Items from a figure collection:

------------------------

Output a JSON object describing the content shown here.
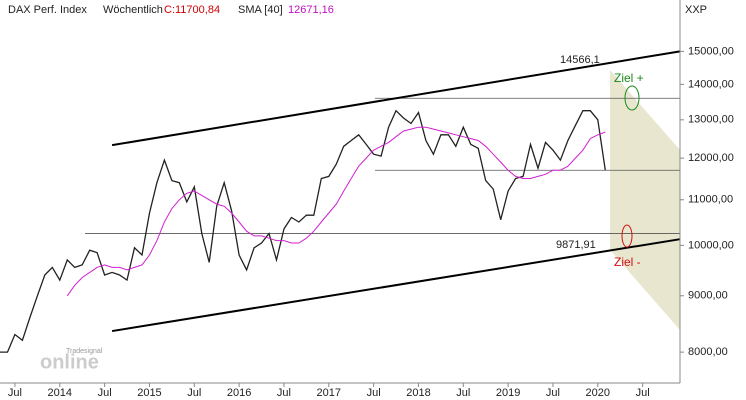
{
  "chart_data": {
    "type": "line",
    "title": "DAX Perf. Index",
    "interval": "Wöchentlich",
    "last_label": "C:11700,84",
    "sma_label": "SMA [40]",
    "sma_last_label": "12671,16",
    "axis_unit": "XXP",
    "watermark": [
      "Tradesignal",
      "online"
    ],
    "annotations": [
      "14566,1",
      "9871,91",
      "Ziel +",
      "Ziel -"
    ],
    "log_scale": true,
    "x": [
      "2013-05",
      "2013-06",
      "2013-07",
      "2013-08",
      "2013-09",
      "2013-10",
      "2013-11",
      "2013-12",
      "2014-01",
      "2014-02",
      "2014-03",
      "2014-04",
      "2014-05",
      "2014-06",
      "2014-07",
      "2014-08",
      "2014-09",
      "2014-10",
      "2014-11",
      "2014-12",
      "2015-01",
      "2015-02",
      "2015-03",
      "2015-04",
      "2015-05",
      "2015-06",
      "2015-07",
      "2015-08",
      "2015-09",
      "2015-10",
      "2015-11",
      "2015-12",
      "2016-01",
      "2016-02",
      "2016-03",
      "2016-04",
      "2016-05",
      "2016-06",
      "2016-07",
      "2016-08",
      "2016-09",
      "2016-10",
      "2016-11",
      "2016-12",
      "2017-01",
      "2017-02",
      "2017-03",
      "2017-04",
      "2017-05",
      "2017-06",
      "2017-07",
      "2017-08",
      "2017-09",
      "2017-10",
      "2017-11",
      "2017-12",
      "2018-01",
      "2018-02",
      "2018-03",
      "2018-04",
      "2018-05",
      "2018-06",
      "2018-07",
      "2018-08",
      "2018-09",
      "2018-10",
      "2018-11",
      "2018-12",
      "2019-01",
      "2019-02",
      "2019-03",
      "2019-04",
      "2019-05",
      "2019-06",
      "2019-07",
      "2019-08",
      "2019-09",
      "2019-10",
      "2019-11",
      "2019-12",
      "2020-01",
      "2020-02"
    ],
    "series": [
      {
        "name": "DAX Perf. Index",
        "color": "#222222",
        "values": [
          8000,
          8000,
          8300,
          8200,
          8600,
          9000,
          9400,
          9550,
          9300,
          9700,
          9550,
          9600,
          9900,
          9850,
          9400,
          9450,
          9400,
          9300,
          9950,
          9800,
          10700,
          11400,
          11950,
          11450,
          11400,
          10950,
          11300,
          10250,
          9650,
          10850,
          11400,
          10750,
          9800,
          9500,
          9950,
          10050,
          10250,
          9700,
          10350,
          10600,
          10500,
          10650,
          10650,
          11500,
          11550,
          11850,
          12300,
          12450,
          12600,
          12350,
          12100,
          12050,
          12800,
          13250,
          13050,
          12900,
          13200,
          12450,
          12100,
          12600,
          12600,
          12300,
          12800,
          12350,
          12250,
          11450,
          11250,
          10550,
          11200,
          11500,
          11550,
          12350,
          11750,
          12400,
          12200,
          11950,
          12450,
          12850,
          13250,
          13250,
          13000,
          11700.84
        ]
      },
      {
        "name": "SMA [40]",
        "color": "#d020d0",
        "values": [
          null,
          null,
          null,
          null,
          null,
          null,
          null,
          null,
          null,
          9000,
          9200,
          9350,
          9450,
          9550,
          9600,
          9550,
          9550,
          9500,
          9550,
          9600,
          9800,
          10100,
          10500,
          10800,
          11000,
          11150,
          11200,
          11100,
          11000,
          10900,
          10850,
          10700,
          10500,
          10300,
          10200,
          10200,
          10150,
          10100,
          10100,
          10050,
          10050,
          10150,
          10300,
          10500,
          10700,
          10900,
          11200,
          11500,
          11800,
          12000,
          12200,
          12300,
          12400,
          12550,
          12700,
          12750,
          12800,
          12800,
          12750,
          12700,
          12650,
          12600,
          12550,
          12500,
          12450,
          12300,
          12100,
          11900,
          11700,
          11550,
          11500,
          11500,
          11550,
          11600,
          11700,
          11700,
          11800,
          12000,
          12200,
          12500,
          12600,
          12671.16
        ]
      }
    ],
    "channel": [
      {
        "x": [
          "2014-08",
          "2020-12"
        ],
        "values": [
          12330,
          15000
        ]
      },
      {
        "x": [
          "2014-08",
          "2020-12"
        ],
        "values": [
          8360,
          10130
        ]
      }
    ],
    "levels": [
      13600,
      11700,
      10250
    ],
    "xlim": [
      "2013-05",
      "2020-12"
    ],
    "xticks": [
      {
        "value": "2013-07",
        "label": "Jul"
      },
      {
        "value": "2014-01",
        "label": "2014"
      },
      {
        "value": "2014-07",
        "label": "Jul"
      },
      {
        "value": "2015-01",
        "label": "2015"
      },
      {
        "value": "2015-07",
        "label": "Jul"
      },
      {
        "value": "2016-01",
        "label": "2016"
      },
      {
        "value": "2016-07",
        "label": "Jul"
      },
      {
        "value": "2017-01",
        "label": "2017"
      },
      {
        "value": "2017-07",
        "label": "Jul"
      },
      {
        "value": "2018-01",
        "label": "2018"
      },
      {
        "value": "2018-07",
        "label": "Jul"
      },
      {
        "value": "2019-01",
        "label": "2019"
      },
      {
        "value": "2019-07",
        "label": "Jul"
      },
      {
        "value": "2020-01",
        "label": "2020"
      },
      {
        "value": "2020-07",
        "label": "Jul"
      }
    ],
    "ylim": [
      7500,
      16700
    ],
    "yticks": [
      {
        "value": 8000,
        "label": "8000,00"
      },
      {
        "value": 9000,
        "label": "9000,00"
      },
      {
        "value": 10000,
        "label": "10000,00"
      },
      {
        "value": 11000,
        "label": "11000,00"
      },
      {
        "value": 12000,
        "label": "12000,00"
      },
      {
        "value": 13000,
        "label": "13000,00"
      },
      {
        "value": 14000,
        "label": "14000,00"
      },
      {
        "value": 15000,
        "label": "15000,00"
      }
    ]
  }
}
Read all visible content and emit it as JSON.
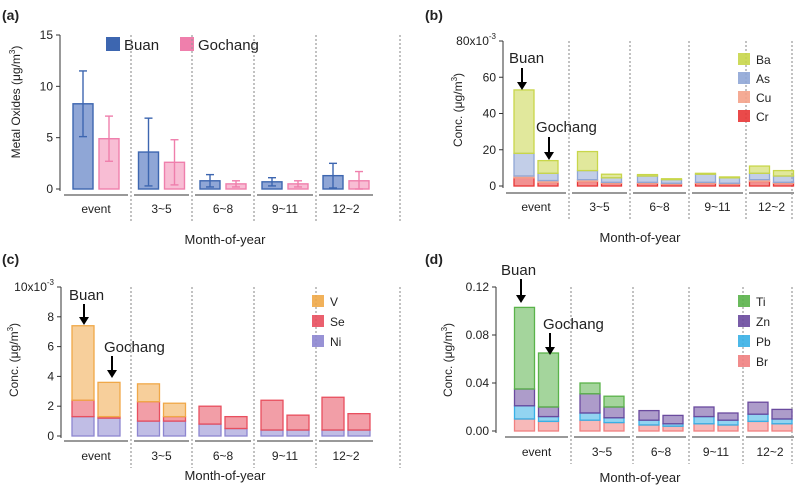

------------------------

Directions: Every line above that contains the word "content" should be reported.

Complete answer:
Output a JSON object describing the content shown here.
Read all visible content and emit it as JSON.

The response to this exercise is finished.